- _TASK TO CARRY OUT_
Type out every line below exactly as it reads.

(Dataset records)
"""

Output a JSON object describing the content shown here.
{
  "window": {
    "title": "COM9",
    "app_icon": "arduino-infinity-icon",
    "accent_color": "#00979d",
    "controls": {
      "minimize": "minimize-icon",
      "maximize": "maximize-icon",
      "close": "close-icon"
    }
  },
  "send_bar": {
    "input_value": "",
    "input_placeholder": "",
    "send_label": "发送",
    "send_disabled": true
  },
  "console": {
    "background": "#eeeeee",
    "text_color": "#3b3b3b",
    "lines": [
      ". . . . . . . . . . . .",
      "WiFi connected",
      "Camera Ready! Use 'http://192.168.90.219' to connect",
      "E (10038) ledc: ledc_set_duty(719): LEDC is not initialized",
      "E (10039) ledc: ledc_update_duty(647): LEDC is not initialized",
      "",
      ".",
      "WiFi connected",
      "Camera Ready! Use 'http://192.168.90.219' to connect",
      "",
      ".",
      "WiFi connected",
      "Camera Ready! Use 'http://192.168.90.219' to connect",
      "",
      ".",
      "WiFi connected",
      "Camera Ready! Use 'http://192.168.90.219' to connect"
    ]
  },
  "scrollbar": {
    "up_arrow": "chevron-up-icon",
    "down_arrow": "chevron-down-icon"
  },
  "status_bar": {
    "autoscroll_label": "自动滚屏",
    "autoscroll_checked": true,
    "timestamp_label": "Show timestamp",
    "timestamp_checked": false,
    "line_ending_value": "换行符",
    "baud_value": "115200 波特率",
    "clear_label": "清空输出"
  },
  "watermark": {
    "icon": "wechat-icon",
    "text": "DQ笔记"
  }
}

"""

- _ANSWER TO THE EXERCISE_
Output a JSON object describing the content shown here.
{
  "window": {
    "title": "COM9",
    "app_icon": "arduino-infinity-icon",
    "accent_color": "#00979d",
    "controls": {
      "minimize": "minimize-icon",
      "maximize": "maximize-icon",
      "close": "close-icon"
    }
  },
  "send_bar": {
    "input_value": "",
    "input_placeholder": "",
    "send_label": "发送",
    "send_disabled": true
  },
  "console": {
    "background": "#eeeeee",
    "text_color": "#3b3b3b",
    "lines": [
      ". . . . . . . . . . . .",
      "WiFi connected",
      "Camera Ready! Use 'http://192.168.90.219' to connect",
      "E (10038) ledc: ledc_set_duty(719): LEDC is not initialized",
      "E (10039) ledc: ledc_update_duty(647): LEDC is not initialized",
      "",
      ".",
      "WiFi connected",
      "Camera Ready! Use 'http://192.168.90.219' to connect",
      "",
      ".",
      "WiFi connected",
      "Camera Ready! Use 'http://192.168.90.219' to connect",
      "",
      ".",
      "WiFi connected",
      "Camera Ready! Use 'http://192.168.90.219' to connect"
    ]
  },
  "scrollbar": {
    "up_arrow": "chevron-up-icon",
    "down_arrow": "chevron-down-icon"
  },
  "status_bar": {
    "autoscroll_label": "自动滚屏",
    "autoscroll_checked": true,
    "timestamp_label": "Show timestamp",
    "timestamp_checked": false,
    "line_ending_value": "换行符",
    "baud_value": "115200 波特率",
    "clear_label": "清空输出"
  },
  "watermark": {
    "icon": "wechat-icon",
    "text": "DQ笔记"
  }
}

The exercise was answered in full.